• _What you need to do_: Each entry below should be returned exactly as is, with the pictures removed.

• _Records to process_:

○ ○ ○ ○ ○ ○ ○

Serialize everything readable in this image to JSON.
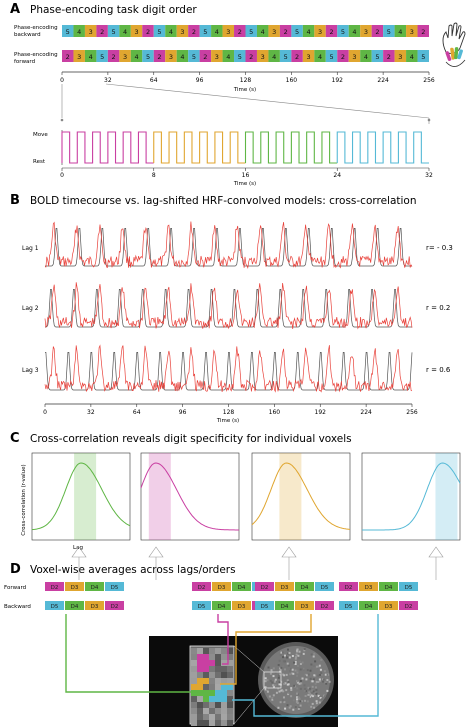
{
  "colors": {
    "digit2": "#c93fa2",
    "digit3": "#e0a630",
    "digit4": "#5fb645",
    "digit5": "#55b9d6",
    "bold_trace": "#e8413a",
    "model_trace": "#555555"
  },
  "panelA": {
    "letter": "A",
    "title": "Phase-encoding task digit order",
    "row_backward_label_line1": "Phase-encoding",
    "row_backward_label_line2": "backward",
    "row_forward_label_line1": "Phase-encoding",
    "row_forward_label_line2": "forward",
    "backward_sequence": [
      5,
      4,
      3,
      2,
      5,
      4,
      3,
      2,
      5,
      4,
      3,
      2,
      5,
      4,
      3,
      2,
      5,
      4,
      3,
      2,
      5,
      4,
      3,
      2,
      5,
      4,
      3,
      2,
      5,
      4,
      3,
      2
    ],
    "forward_sequence": [
      2,
      3,
      4,
      5,
      2,
      3,
      4,
      5,
      2,
      3,
      4,
      5,
      2,
      3,
      4,
      5,
      2,
      3,
      4,
      5,
      2,
      3,
      4,
      5,
      2,
      3,
      4,
      5,
      2,
      3,
      4,
      5
    ],
    "time_ticks": [
      "0",
      "32",
      "64",
      "96",
      "128",
      "160",
      "192",
      "224",
      "256"
    ],
    "time_label": "Time (s)",
    "zoom_ticks": [
      "0",
      "8",
      "16",
      "24",
      "32"
    ],
    "zoom_time_label": "Time (s)",
    "zoom_move_label": "Move",
    "zoom_rest_label": "Rest"
  },
  "panelB": {
    "letter": "B",
    "title": "BOLD timecourse vs. lag-shifted HRF-convolved models: cross-correlation",
    "lags": [
      {
        "label": "Lag 1",
        "r": "r= - 0.3"
      },
      {
        "label": "Lag 2",
        "r": "r = 0.2"
      },
      {
        "label": "Lag 3",
        "r": "r = 0.6"
      }
    ],
    "time_ticks": [
      "0",
      "32",
      "64",
      "96",
      "128",
      "160",
      "192",
      "224",
      "256"
    ],
    "time_label": "Time (s)"
  },
  "panelC": {
    "letter": "C",
    "title": "Cross-correlation reveals digit specificity for individual voxels",
    "ylabel": "Cross-correlation (r-value)",
    "xlabel": "Lag"
  },
  "panelD": {
    "letter": "D",
    "title": "Voxel-wise averages across lags/orders",
    "forward_label": "Forward",
    "backward_label": "Backward",
    "forward_digits": [
      "D2",
      "D3",
      "D4",
      "D5"
    ],
    "backward_digits": [
      "D5",
      "D4",
      "D3",
      "D2"
    ]
  }
}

○ ○ ○ ○ ○ ○ ○

• _Result below_:
Serialize everything readable in this image to JSON.
{
  "colors": {
    "digit2": "#c93fa2",
    "digit3": "#e0a630",
    "digit4": "#5fb645",
    "digit5": "#55b9d6",
    "bold_trace": "#e8413a",
    "model_trace": "#555555"
  },
  "panelA": {
    "letter": "A",
    "title": "Phase-encoding task digit order",
    "row_backward_label_line1": "Phase-encoding",
    "row_backward_label_line2": "backward",
    "row_forward_label_line1": "Phase-encoding",
    "row_forward_label_line2": "forward",
    "backward_sequence": [
      5,
      4,
      3,
      2,
      5,
      4,
      3,
      2,
      5,
      4,
      3,
      2,
      5,
      4,
      3,
      2,
      5,
      4,
      3,
      2,
      5,
      4,
      3,
      2,
      5,
      4,
      3,
      2,
      5,
      4,
      3,
      2
    ],
    "forward_sequence": [
      2,
      3,
      4,
      5,
      2,
      3,
      4,
      5,
      2,
      3,
      4,
      5,
      2,
      3,
      4,
      5,
      2,
      3,
      4,
      5,
      2,
      3,
      4,
      5,
      2,
      3,
      4,
      5,
      2,
      3,
      4,
      5
    ],
    "time_ticks": [
      "0",
      "32",
      "64",
      "96",
      "128",
      "160",
      "192",
      "224",
      "256"
    ],
    "time_label": "Time (s)",
    "zoom_ticks": [
      "0",
      "8",
      "16",
      "24",
      "32"
    ],
    "zoom_time_label": "Time (s)",
    "zoom_move_label": "Move",
    "zoom_rest_label": "Rest"
  },
  "panelB": {
    "letter": "B",
    "title": "BOLD timecourse vs. lag-shifted HRF-convolved models: cross-correlation",
    "lags": [
      {
        "label": "Lag 1",
        "r": "r= - 0.3"
      },
      {
        "label": "Lag 2",
        "r": "r = 0.2"
      },
      {
        "label": "Lag 3",
        "r": "r = 0.6"
      }
    ],
    "time_ticks": [
      "0",
      "32",
      "64",
      "96",
      "128",
      "160",
      "192",
      "224",
      "256"
    ],
    "time_label": "Time (s)"
  },
  "panelC": {
    "letter": "C",
    "title": "Cross-correlation reveals digit specificity for individual voxels",
    "ylabel": "Cross-correlation (r-value)",
    "xlabel": "Lag"
  },
  "panelD": {
    "letter": "D",
    "title": "Voxel-wise averages across lags/orders",
    "forward_label": "Forward",
    "backward_label": "Backward",
    "forward_digits": [
      "D2",
      "D3",
      "D4",
      "D5"
    ],
    "backward_digits": [
      "D5",
      "D4",
      "D3",
      "D2"
    ]
  }
}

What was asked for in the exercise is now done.